**RECORDS FOR THE EXERCISE:**
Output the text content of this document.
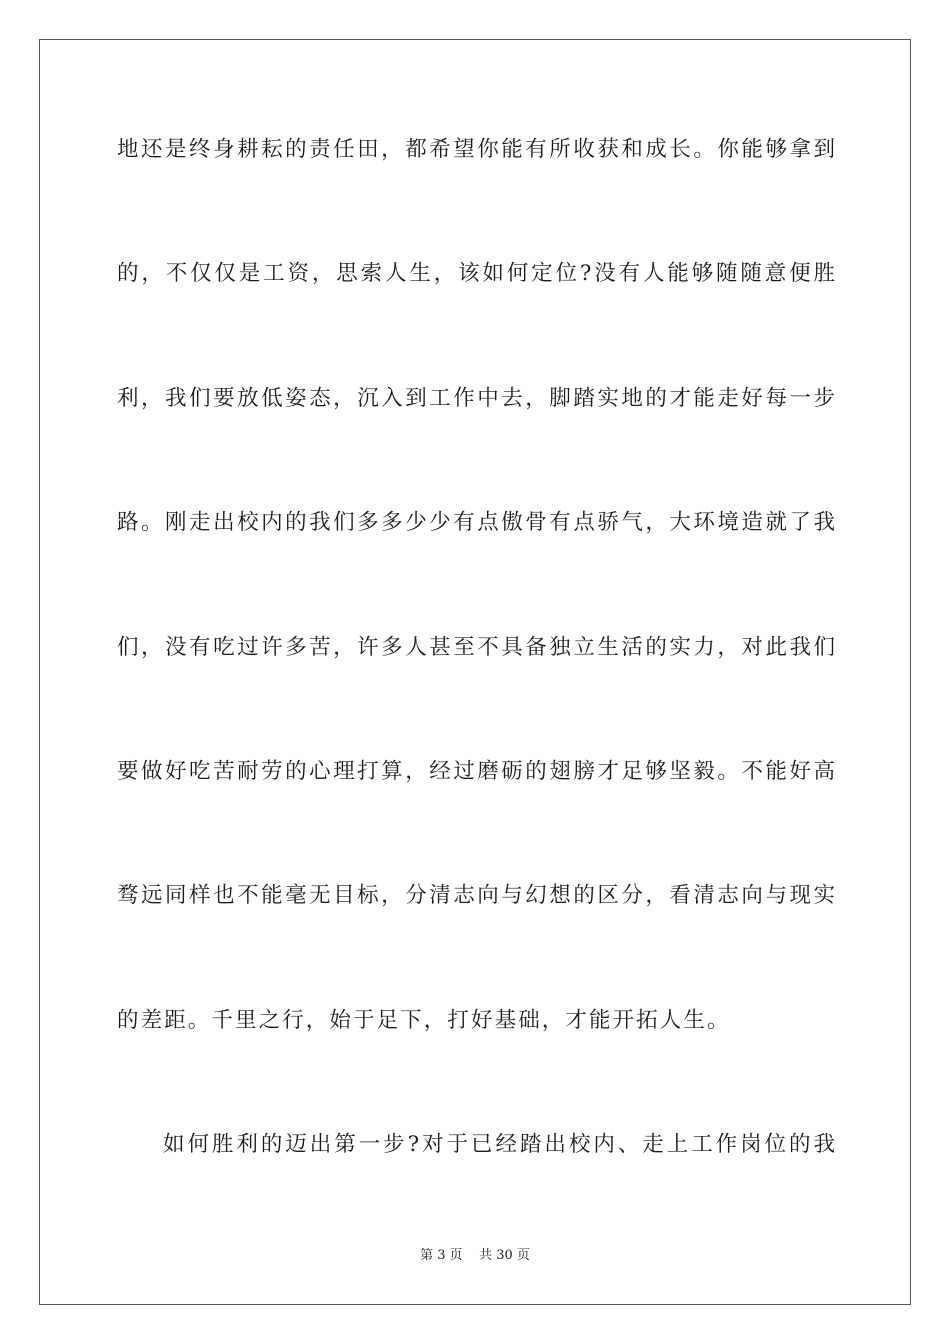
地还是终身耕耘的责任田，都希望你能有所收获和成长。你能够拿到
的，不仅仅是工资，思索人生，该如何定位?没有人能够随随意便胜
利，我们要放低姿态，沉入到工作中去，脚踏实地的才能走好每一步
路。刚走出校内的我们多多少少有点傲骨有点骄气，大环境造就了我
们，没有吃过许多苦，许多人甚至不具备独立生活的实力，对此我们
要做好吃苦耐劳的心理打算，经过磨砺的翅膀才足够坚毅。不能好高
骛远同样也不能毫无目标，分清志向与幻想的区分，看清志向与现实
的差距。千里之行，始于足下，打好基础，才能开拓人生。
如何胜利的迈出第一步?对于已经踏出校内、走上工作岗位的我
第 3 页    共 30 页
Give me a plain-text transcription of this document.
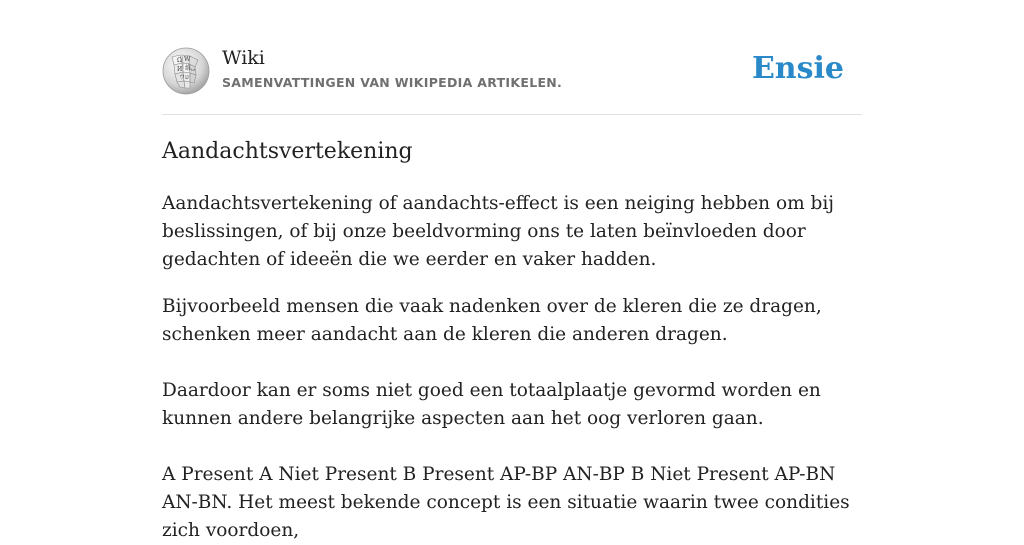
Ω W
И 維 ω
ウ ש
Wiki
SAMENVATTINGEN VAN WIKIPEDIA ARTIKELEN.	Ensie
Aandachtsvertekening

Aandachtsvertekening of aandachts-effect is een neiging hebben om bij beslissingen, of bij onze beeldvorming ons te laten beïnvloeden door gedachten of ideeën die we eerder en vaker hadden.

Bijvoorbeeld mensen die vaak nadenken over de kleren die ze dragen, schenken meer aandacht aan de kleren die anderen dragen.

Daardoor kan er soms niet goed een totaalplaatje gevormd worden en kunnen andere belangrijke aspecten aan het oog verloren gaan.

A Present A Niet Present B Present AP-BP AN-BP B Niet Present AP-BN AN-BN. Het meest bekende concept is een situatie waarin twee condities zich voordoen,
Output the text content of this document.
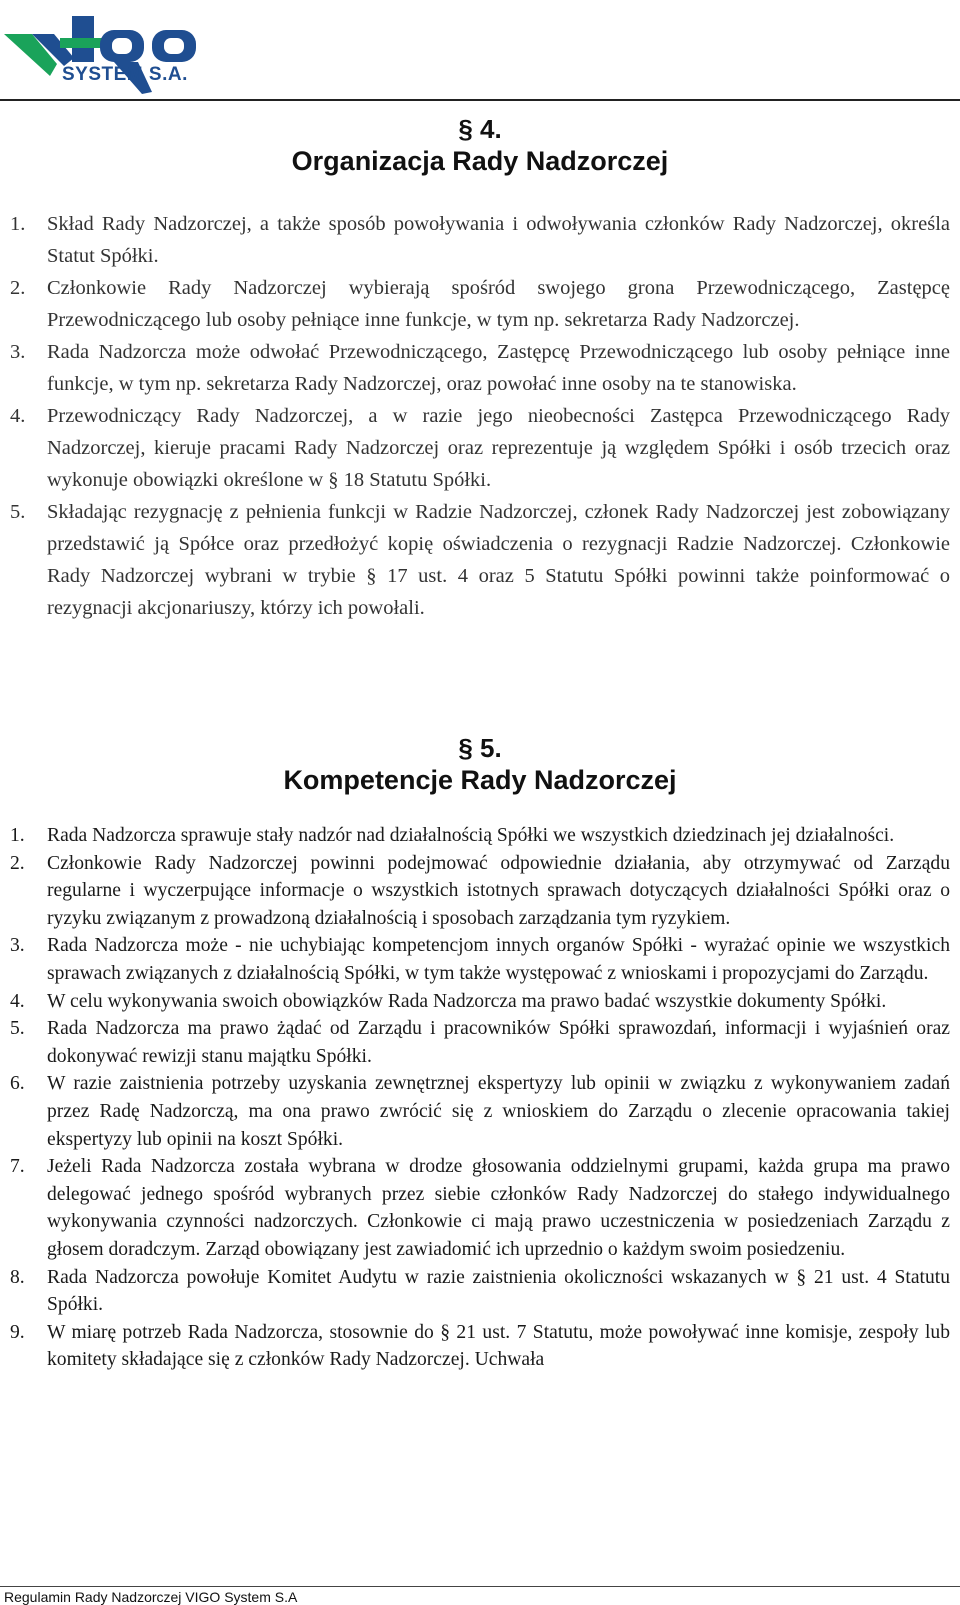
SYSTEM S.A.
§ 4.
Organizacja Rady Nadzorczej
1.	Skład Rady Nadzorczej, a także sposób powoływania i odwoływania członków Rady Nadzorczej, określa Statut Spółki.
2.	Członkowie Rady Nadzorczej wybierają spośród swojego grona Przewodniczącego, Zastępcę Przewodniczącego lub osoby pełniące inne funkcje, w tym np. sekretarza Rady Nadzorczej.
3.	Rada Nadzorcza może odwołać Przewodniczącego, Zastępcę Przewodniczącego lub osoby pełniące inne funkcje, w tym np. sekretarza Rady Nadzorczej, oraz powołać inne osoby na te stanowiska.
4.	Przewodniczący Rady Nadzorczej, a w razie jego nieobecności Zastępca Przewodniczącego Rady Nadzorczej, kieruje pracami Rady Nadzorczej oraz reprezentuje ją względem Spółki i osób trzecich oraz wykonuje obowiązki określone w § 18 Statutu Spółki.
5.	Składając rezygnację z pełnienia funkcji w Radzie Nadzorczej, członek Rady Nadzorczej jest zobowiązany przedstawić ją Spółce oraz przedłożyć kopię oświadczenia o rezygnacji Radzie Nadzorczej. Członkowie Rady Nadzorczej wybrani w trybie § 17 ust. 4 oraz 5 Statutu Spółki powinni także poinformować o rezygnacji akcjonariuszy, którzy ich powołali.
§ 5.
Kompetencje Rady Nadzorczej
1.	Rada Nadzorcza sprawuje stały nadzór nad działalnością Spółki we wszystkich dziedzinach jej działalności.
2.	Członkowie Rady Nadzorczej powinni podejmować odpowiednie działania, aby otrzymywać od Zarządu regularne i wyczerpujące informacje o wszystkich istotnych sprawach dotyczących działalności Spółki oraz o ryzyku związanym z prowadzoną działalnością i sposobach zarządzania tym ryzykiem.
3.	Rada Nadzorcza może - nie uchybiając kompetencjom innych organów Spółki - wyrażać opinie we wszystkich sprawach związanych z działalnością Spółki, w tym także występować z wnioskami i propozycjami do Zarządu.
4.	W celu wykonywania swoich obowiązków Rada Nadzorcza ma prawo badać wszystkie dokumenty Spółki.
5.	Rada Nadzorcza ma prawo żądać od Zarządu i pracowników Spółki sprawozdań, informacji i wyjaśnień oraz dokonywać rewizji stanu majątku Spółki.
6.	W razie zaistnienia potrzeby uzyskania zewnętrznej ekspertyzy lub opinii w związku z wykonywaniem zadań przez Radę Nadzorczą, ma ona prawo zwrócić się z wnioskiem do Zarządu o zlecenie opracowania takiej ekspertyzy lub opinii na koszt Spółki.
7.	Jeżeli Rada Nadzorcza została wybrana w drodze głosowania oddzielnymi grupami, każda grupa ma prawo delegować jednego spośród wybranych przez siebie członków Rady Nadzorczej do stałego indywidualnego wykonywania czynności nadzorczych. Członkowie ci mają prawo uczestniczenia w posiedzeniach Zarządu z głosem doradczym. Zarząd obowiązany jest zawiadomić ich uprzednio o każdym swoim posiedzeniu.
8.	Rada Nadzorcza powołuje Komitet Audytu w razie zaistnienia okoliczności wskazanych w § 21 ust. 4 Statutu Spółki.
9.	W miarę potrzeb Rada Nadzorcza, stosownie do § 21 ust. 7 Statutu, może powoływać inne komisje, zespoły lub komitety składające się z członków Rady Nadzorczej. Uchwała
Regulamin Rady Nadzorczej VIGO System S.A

**THE PROBLEM:** Exclude the pictures. Write out the remaining data exactly.

**EXPECTED OUTPUT:**
Output the text content of this document.
地还是终身耕耘的责任田，都希望你能有所收获和成长。你能够拿到
的，不仅仅是工资，思索人生，该如何定位?没有人能够随随意便胜
利，我们要放低姿态，沉入到工作中去，脚踏实地的才能走好每一步
路。刚走出校内的我们多多少少有点傲骨有点骄气，大环境造就了我
们，没有吃过许多苦，许多人甚至不具备独立生活的实力，对此我们
要做好吃苦耐劳的心理打算，经过磨砺的翅膀才足够坚毅。不能好高
骛远同样也不能毫无目标，分清志向与幻想的区分，看清志向与现实
的差距。千里之行，始于足下，打好基础，才能开拓人生。
如何胜利的迈出第一步?对于已经踏出校内、走上工作岗位的我
第 3 页    共 30 页
Give me a plain-text transcription of this document.
Ω W
И 維 ω
ウ ש
Wiki
SAMENVATTINGEN VAN WIKIPEDIA ARTIKELEN.	Ensie
Aandachtsvertekening

Aandachtsvertekening of aandachts-effect is een neiging hebben om bij beslissingen, of bij onze beeldvorming ons te laten beïnvloeden door gedachten of ideeën die we eerder en vaker hadden.

Bijvoorbeeld mensen die vaak nadenken over de kleren die ze dragen, schenken meer aandacht aan de kleren die anderen dragen.

Daardoor kan er soms niet goed een totaalplaatje gevormd worden en kunnen andere belangrijke aspecten aan het oog verloren gaan.

A Present A Niet Present B Present AP-BP AN-BP B Niet Present AP-BN AN-BN. Het meest bekende concept is een situatie waarin twee condities zich voordoen,
Output the text content of this document.
SYSTEM S.A.
§ 4.
Organizacja Rady Nadzorczej
1.	Skład Rady Nadzorczej, a także sposób powoływania i odwoływania członków Rady Nadzorczej, określa Statut Spółki.
2.	Członkowie Rady Nadzorczej wybierają spośród swojego grona Przewodniczącego, Zastępcę Przewodniczącego lub osoby pełniące inne funkcje, w tym np. sekretarza Rady Nadzorczej.
3.	Rada Nadzorcza może odwołać Przewodniczącego, Zastępcę Przewodniczącego lub osoby pełniące inne funkcje, w tym np. sekretarza Rady Nadzorczej, oraz powołać inne osoby na te stanowiska.
4.	Przewodniczący Rady Nadzorczej, a w razie jego nieobecności Zastępca Przewodniczącego Rady Nadzorczej, kieruje pracami Rady Nadzorczej oraz reprezentuje ją względem Spółki i osób trzecich oraz wykonuje obowiązki określone w § 18 Statutu Spółki.
5.	Składając rezygnację z pełnienia funkcji w Radzie Nadzorczej, członek Rady Nadzorczej jest zobowiązany przedstawić ją Spółce oraz przedłożyć kopię oświadczenia o rezygnacji Radzie Nadzorczej. Członkowie Rady Nadzorczej wybrani w trybie § 17 ust. 4 oraz 5 Statutu Spółki powinni także poinformować o rezygnacji akcjonariuszy, którzy ich powołali.
§ 5.
Kompetencje Rady Nadzorczej
1.	Rada Nadzorcza sprawuje stały nadzór nad działalnością Spółki we wszystkich dziedzinach jej działalności.
2.	Członkowie Rady Nadzorczej powinni podejmować odpowiednie działania, aby otrzymywać od Zarządu regularne i wyczerpujące informacje o wszystkich istotnych sprawach dotyczących działalności Spółki oraz o ryzyku związanym z prowadzoną działalnością i sposobach zarządzania tym ryzykiem.
3.	Rada Nadzorcza może - nie uchybiając kompetencjom innych organów Spółki - wyrażać opinie we wszystkich sprawach związanych z działalnością Spółki, w tym także występować z wnioskami i propozycjami do Zarządu.
4.	W celu wykonywania swoich obowiązków Rada Nadzorcza ma prawo badać wszystkie dokumenty Spółki.
5.	Rada Nadzorcza ma prawo żądać od Zarządu i pracowników Spółki sprawozdań, informacji i wyjaśnień oraz dokonywać rewizji stanu majątku Spółki.
6.	W razie zaistnienia potrzeby uzyskania zewnętrznej ekspertyzy lub opinii w związku z wykonywaniem zadań przez Radę Nadzorczą, ma ona prawo zwrócić się z wnioskiem do Zarządu o zlecenie opracowania takiej ekspertyzy lub opinii na koszt Spółki.
7.	Jeżeli Rada Nadzorcza została wybrana w drodze głosowania oddzielnymi grupami, każda grupa ma prawo delegować jednego spośród wybranych przez siebie członków Rady Nadzorczej do stałego indywidualnego wykonywania czynności nadzorczych. Członkowie ci mają prawo uczestniczenia w posiedzeniach Zarządu z głosem doradczym. Zarząd obowiązany jest zawiadomić ich uprzednio o każdym swoim posiedzeniu.
8.	Rada Nadzorcza powołuje Komitet Audytu w razie zaistnienia okoliczności wskazanych w § 21 ust. 4 Statutu Spółki.
9.	W miarę potrzeb Rada Nadzorcza, stosownie do § 21 ust. 7 Statutu, może powoływać inne komisje, zespoły lub komitety składające się z członków Rady Nadzorczej. Uchwała
Regulamin Rady Nadzorczej VIGO System S.A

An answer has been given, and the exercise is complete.